Written task
Render the material again word for word, skipping the pictures in it.

Supplied material

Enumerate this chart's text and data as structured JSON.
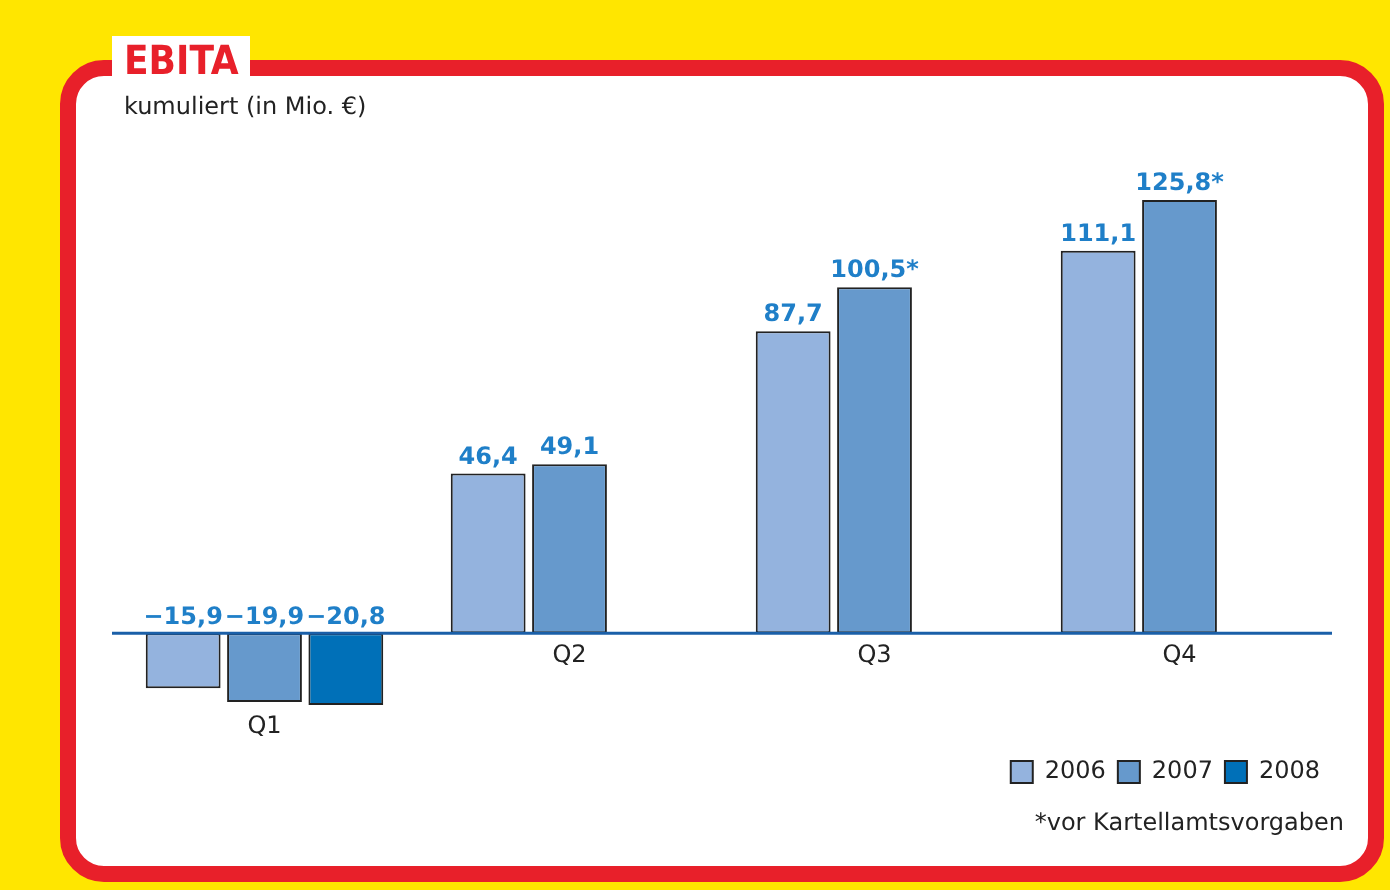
{
  "chart_data": {
    "type": "bar",
    "title": "EBITA",
    "subtitle": "kumuliert (in Mio. €)",
    "categories": [
      "Q1",
      "Q2",
      "Q3",
      "Q4"
    ],
    "series": [
      {
        "name": "2006",
        "color": "#94b3de",
        "values": [
          -15.9,
          46.4,
          87.7,
          111.1
        ],
        "value_labels": [
          "−15,9",
          "46,4",
          "87,7",
          "111,1"
        ]
      },
      {
        "name": "2007",
        "color": "#6699cc",
        "values": [
          -19.9,
          49.1,
          100.5,
          125.8
        ],
        "value_labels": [
          "−19,9",
          "49,1",
          "100,5*",
          "125,8*"
        ]
      },
      {
        "name": "2008",
        "color": "#0070b8",
        "values": [
          -20.8,
          null,
          null,
          null
        ],
        "value_labels": [
          "−20,8",
          null,
          null,
          null
        ]
      }
    ],
    "legend": "bottom right",
    "annotations": [
      "*vor Kartellamtsvorgaben"
    ]
  }
}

Task solution
Enumerate this chart's text and data as structured JSON.
{
  "chart_data": {
    "type": "bar",
    "title": "EBITA",
    "subtitle": "kumuliert (in Mio. €)",
    "categories": [
      "Q1",
      "Q2",
      "Q3",
      "Q4"
    ],
    "series": [
      {
        "name": "2006",
        "color": "#94b3de",
        "values": [
          -15.9,
          46.4,
          87.7,
          111.1
        ],
        "value_labels": [
          "−15,9",
          "46,4",
          "87,7",
          "111,1"
        ]
      },
      {
        "name": "2007",
        "color": "#6699cc",
        "values": [
          -19.9,
          49.1,
          100.5,
          125.8
        ],
        "value_labels": [
          "−19,9",
          "49,1",
          "100,5*",
          "125,8*"
        ]
      },
      {
        "name": "2008",
        "color": "#0070b8",
        "values": [
          -20.8,
          null,
          null,
          null
        ],
        "value_labels": [
          "−20,8",
          null,
          null,
          null
        ]
      }
    ],
    "legend": "bottom right",
    "annotations": [
      "*vor Kartellamtsvorgaben"
    ]
  }
}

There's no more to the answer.